▸ Exercise instructions: Within this material, how many lines have the string "data" in them? The answer is a number, with nothing added.

▸ Records to use:
[start]

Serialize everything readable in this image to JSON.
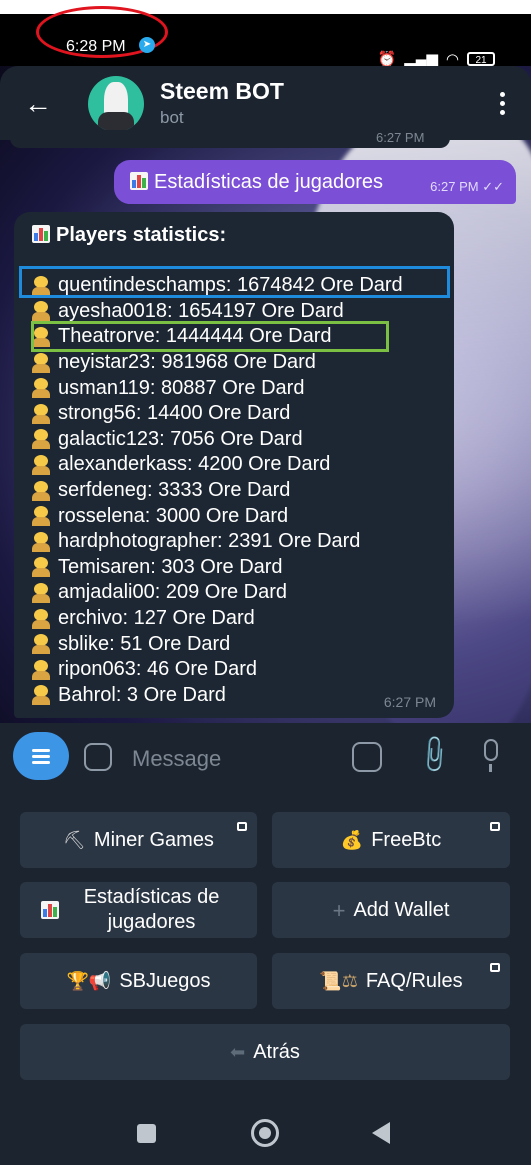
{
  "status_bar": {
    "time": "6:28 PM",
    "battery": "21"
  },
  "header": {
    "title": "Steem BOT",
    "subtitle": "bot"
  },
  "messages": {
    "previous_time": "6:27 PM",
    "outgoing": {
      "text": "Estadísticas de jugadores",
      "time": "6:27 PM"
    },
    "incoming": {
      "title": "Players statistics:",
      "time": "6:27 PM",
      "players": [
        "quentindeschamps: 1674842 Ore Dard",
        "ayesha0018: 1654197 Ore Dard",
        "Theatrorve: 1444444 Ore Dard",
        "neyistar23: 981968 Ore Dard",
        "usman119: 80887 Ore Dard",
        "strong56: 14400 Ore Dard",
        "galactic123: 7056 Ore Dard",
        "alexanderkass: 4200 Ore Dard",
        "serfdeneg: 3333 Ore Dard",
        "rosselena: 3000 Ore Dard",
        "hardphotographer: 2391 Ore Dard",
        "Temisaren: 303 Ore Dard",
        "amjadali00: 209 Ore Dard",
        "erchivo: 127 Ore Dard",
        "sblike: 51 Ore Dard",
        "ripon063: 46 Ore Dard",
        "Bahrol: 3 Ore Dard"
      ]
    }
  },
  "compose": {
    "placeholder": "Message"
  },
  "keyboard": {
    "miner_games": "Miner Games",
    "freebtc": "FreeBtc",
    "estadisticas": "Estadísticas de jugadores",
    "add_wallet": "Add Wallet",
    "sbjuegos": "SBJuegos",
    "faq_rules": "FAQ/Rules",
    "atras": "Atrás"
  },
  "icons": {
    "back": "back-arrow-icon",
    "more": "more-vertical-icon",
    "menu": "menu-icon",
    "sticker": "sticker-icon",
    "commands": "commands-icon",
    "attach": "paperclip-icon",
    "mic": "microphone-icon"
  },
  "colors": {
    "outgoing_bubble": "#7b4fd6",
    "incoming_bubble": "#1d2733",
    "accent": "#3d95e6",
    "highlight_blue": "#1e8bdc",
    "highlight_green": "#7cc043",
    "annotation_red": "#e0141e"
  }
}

[end]
[start]

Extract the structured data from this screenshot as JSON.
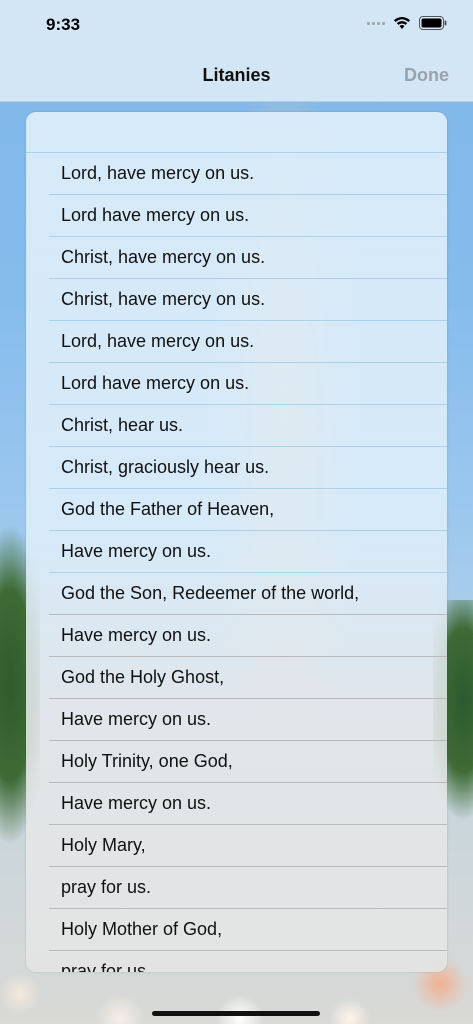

[end]
[start]

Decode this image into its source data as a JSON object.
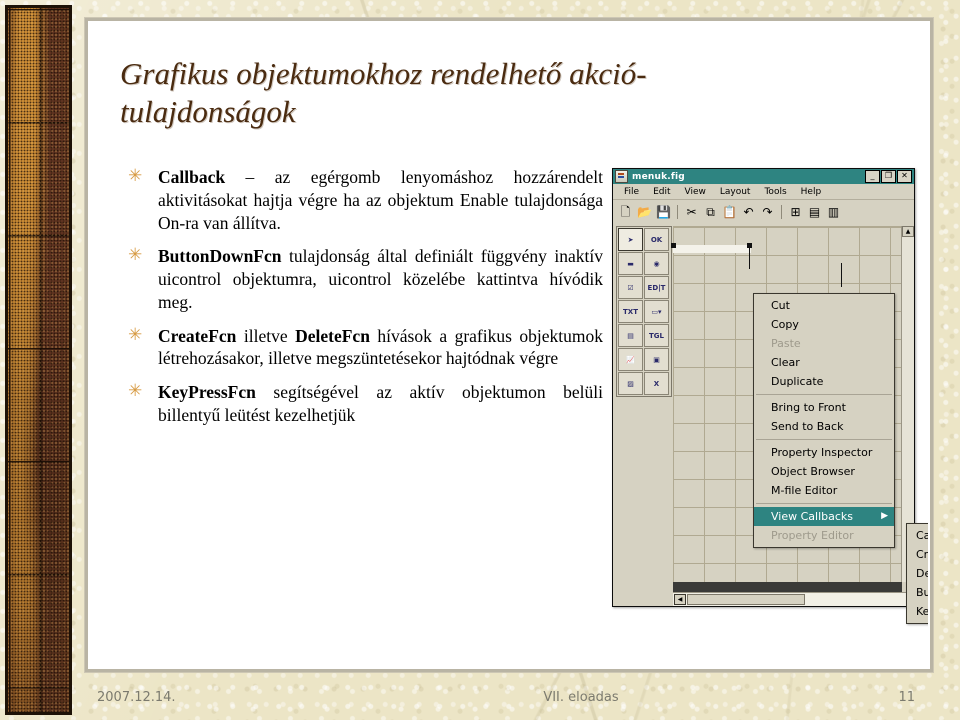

[end]

▸ Answer to this task: 2